## Set problem
Copy out each line of the material below that holds the string "image".

Figure content listings
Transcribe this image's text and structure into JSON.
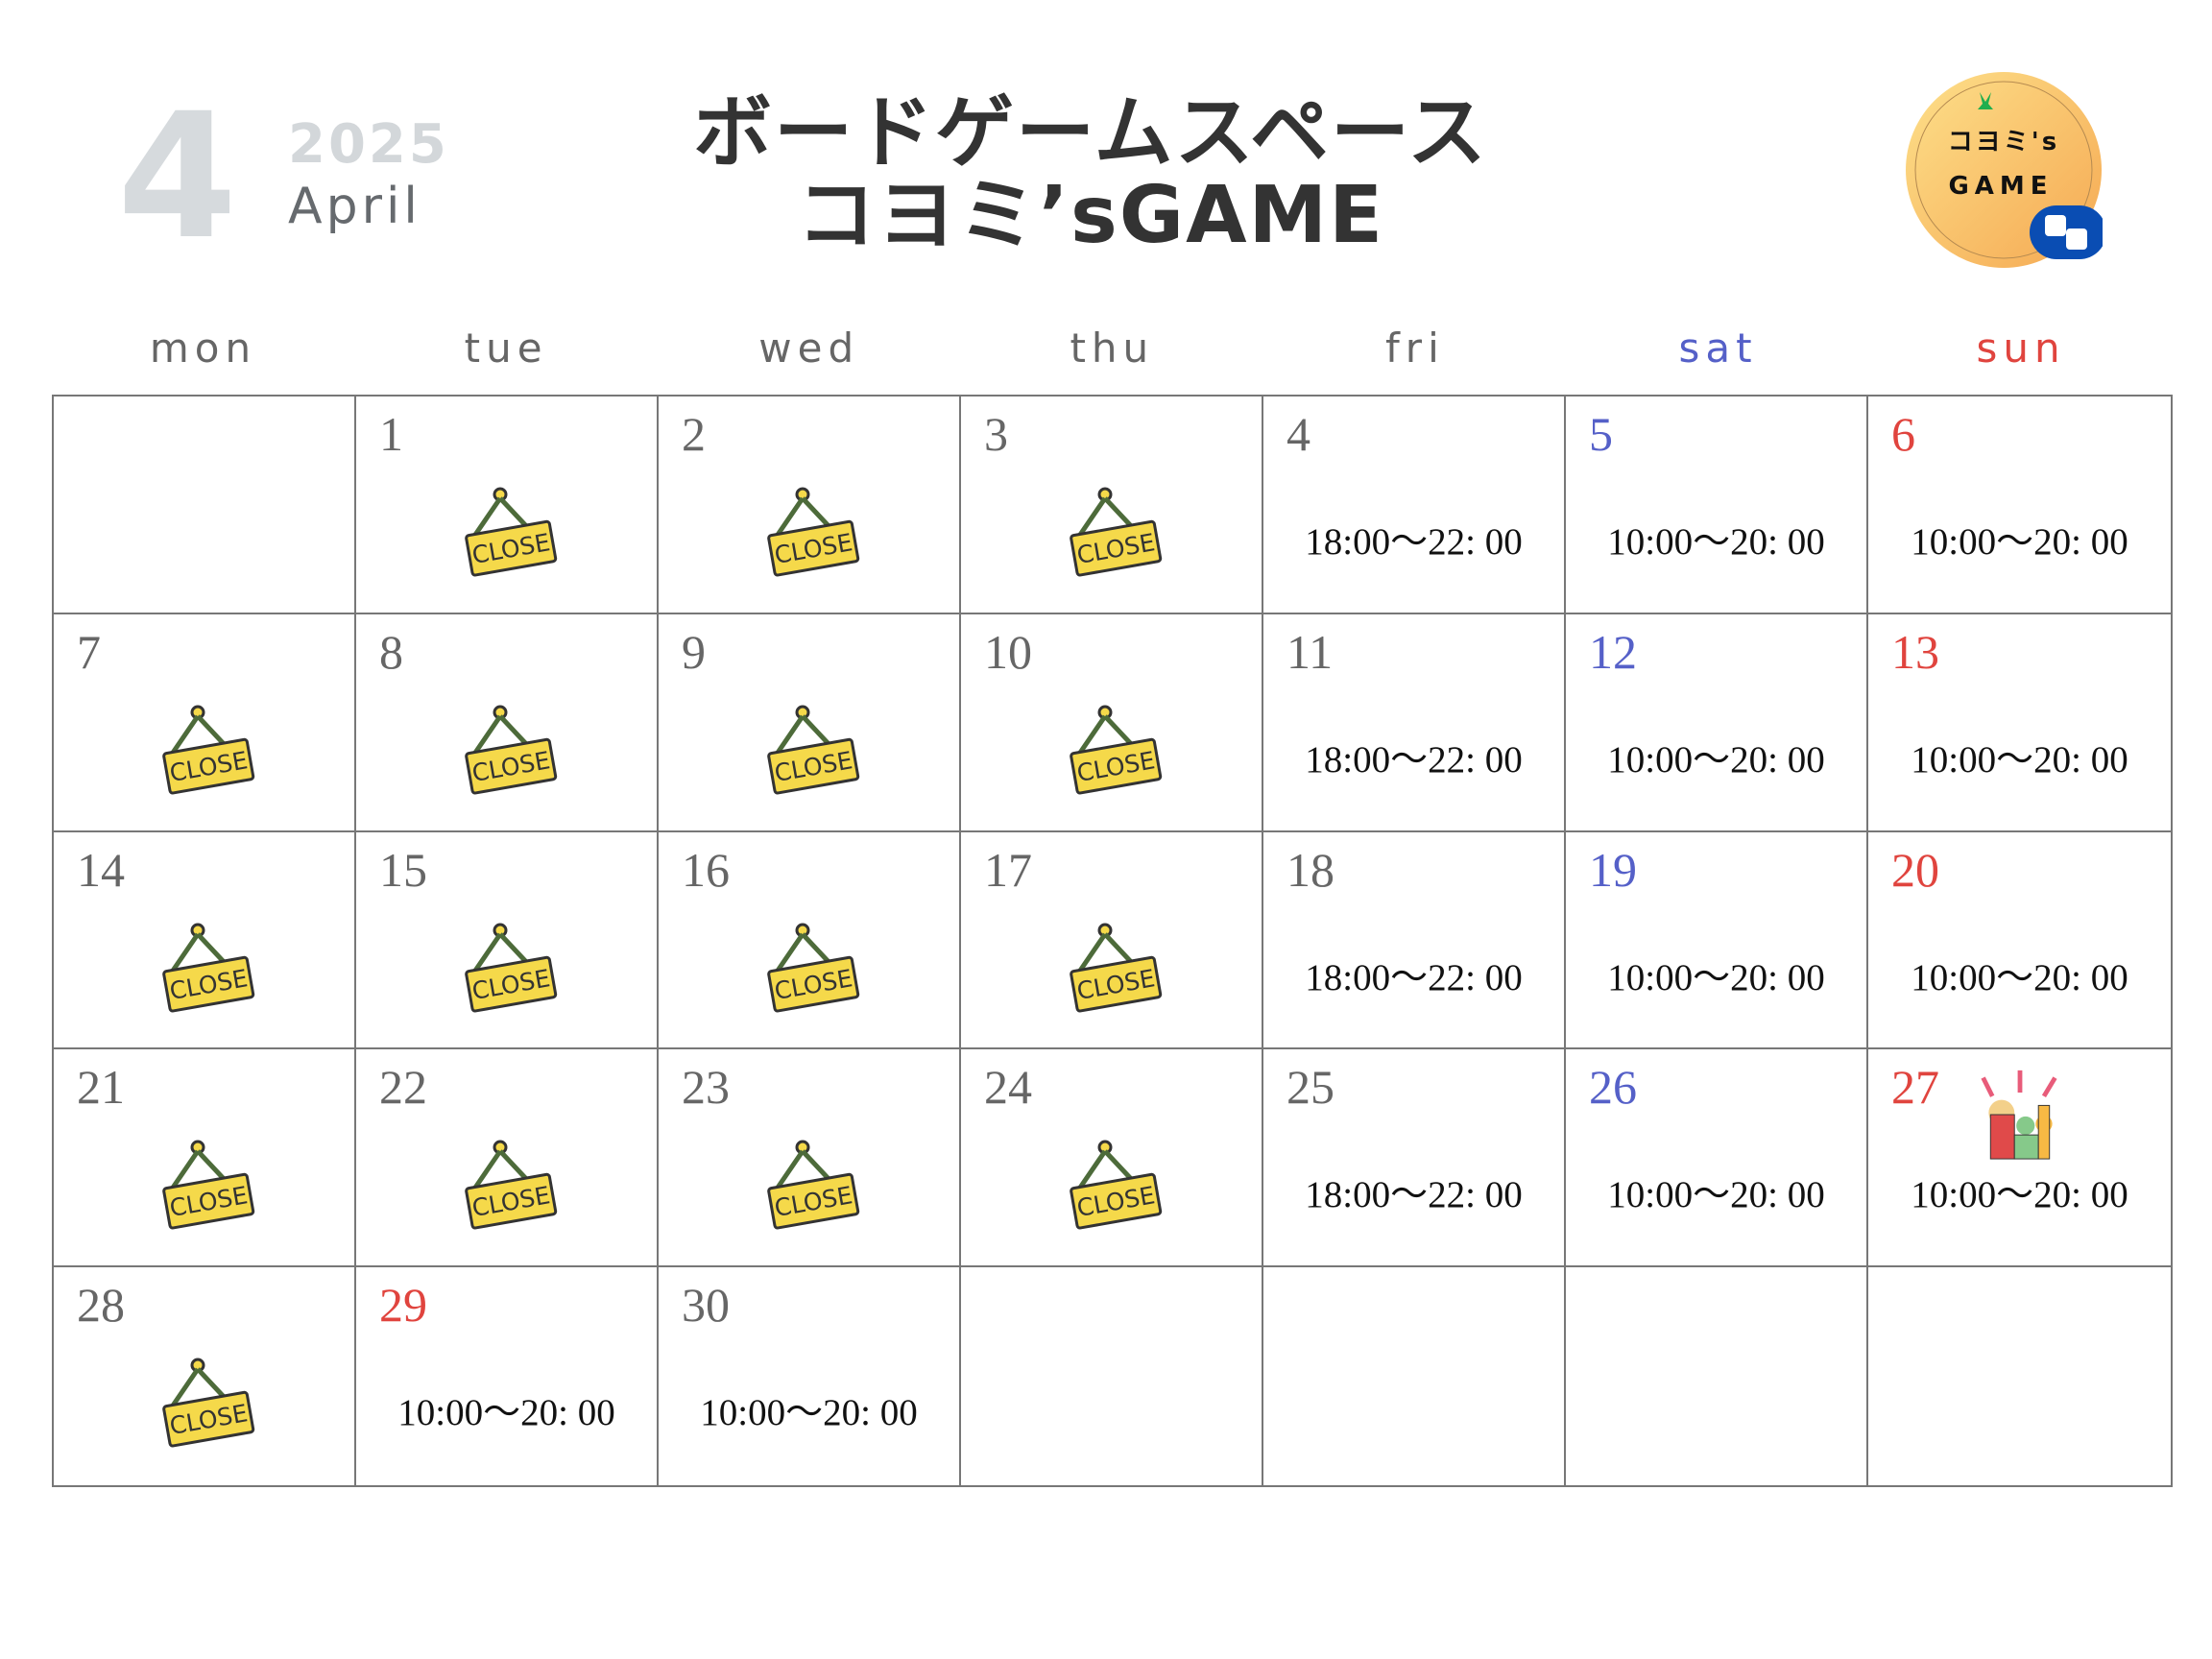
{
  "header": {
    "month_number": "4",
    "year": "2025",
    "month_name": "April",
    "title_line1": "ボードゲームスペース",
    "title_line2": "コヨミ’sGAME",
    "logo_text": "コヨミ's GAME"
  },
  "colors": {
    "weekday": "#666666",
    "saturday": "#5560c8",
    "sunday": "#e0443e",
    "sign": "#f5d94a"
  },
  "weekdays": [
    "mon",
    "tue",
    "wed",
    "thu",
    "fri",
    "sat",
    "sun"
  ],
  "close_label": "CLOSE",
  "weeks": [
    [
      null,
      {
        "day": "1",
        "status": "close"
      },
      {
        "day": "2",
        "status": "close"
      },
      {
        "day": "3",
        "status": "close"
      },
      {
        "day": "4",
        "hours": "18:00〜22: 00"
      },
      {
        "day": "5",
        "type": "sat",
        "hours": "10:00〜20: 00"
      },
      {
        "day": "6",
        "type": "sun",
        "hours": "10:00〜20: 00"
      }
    ],
    [
      {
        "day": "7",
        "status": "close"
      },
      {
        "day": "8",
        "status": "close"
      },
      {
        "day": "9",
        "status": "close"
      },
      {
        "day": "10",
        "status": "close"
      },
      {
        "day": "11",
        "hours": "18:00〜22: 00"
      },
      {
        "day": "12",
        "type": "sat",
        "hours": "10:00〜20: 00"
      },
      {
        "day": "13",
        "type": "sun",
        "hours": "10:00〜20: 00"
      }
    ],
    [
      {
        "day": "14",
        "status": "close"
      },
      {
        "day": "15",
        "status": "close"
      },
      {
        "day": "16",
        "status": "close"
      },
      {
        "day": "17",
        "status": "close"
      },
      {
        "day": "18",
        "hours": "18:00〜22: 00"
      },
      {
        "day": "19",
        "type": "sat",
        "hours": "10:00〜20: 00"
      },
      {
        "day": "20",
        "type": "sun",
        "hours": "10:00〜20: 00"
      }
    ],
    [
      {
        "day": "21",
        "status": "close"
      },
      {
        "day": "22",
        "status": "close"
      },
      {
        "day": "23",
        "status": "close"
      },
      {
        "day": "24",
        "status": "close"
      },
      {
        "day": "25",
        "hours": "18:00〜22: 00"
      },
      {
        "day": "26",
        "type": "sat",
        "hours": "10:00〜20: 00"
      },
      {
        "day": "27",
        "type": "sun",
        "hours": "10:00〜20: 00",
        "icon": "party-icon"
      }
    ],
    [
      {
        "day": "28",
        "status": "close"
      },
      {
        "day": "29",
        "type": "sun",
        "hours": "10:00〜20: 00"
      },
      {
        "day": "30",
        "hours": "10:00〜20: 00"
      },
      null,
      null,
      null,
      null
    ]
  ]
}
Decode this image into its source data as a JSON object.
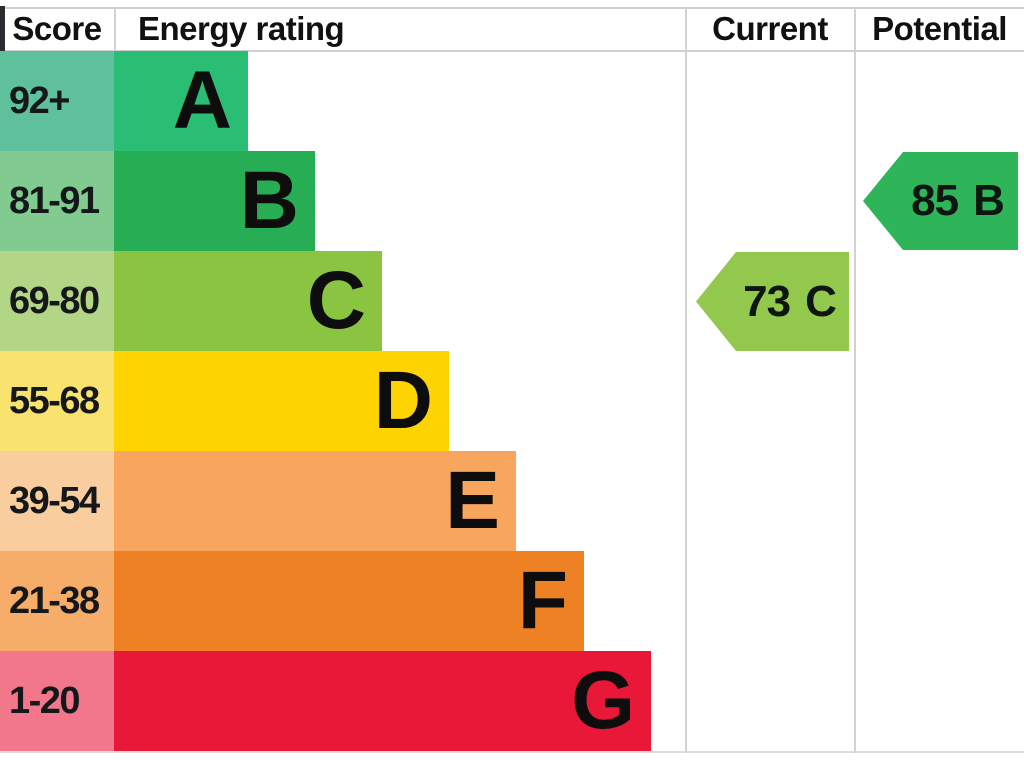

## Output below
Transcribe this image's text and structure into JSON.
Decode this image into its source data as a JSON object.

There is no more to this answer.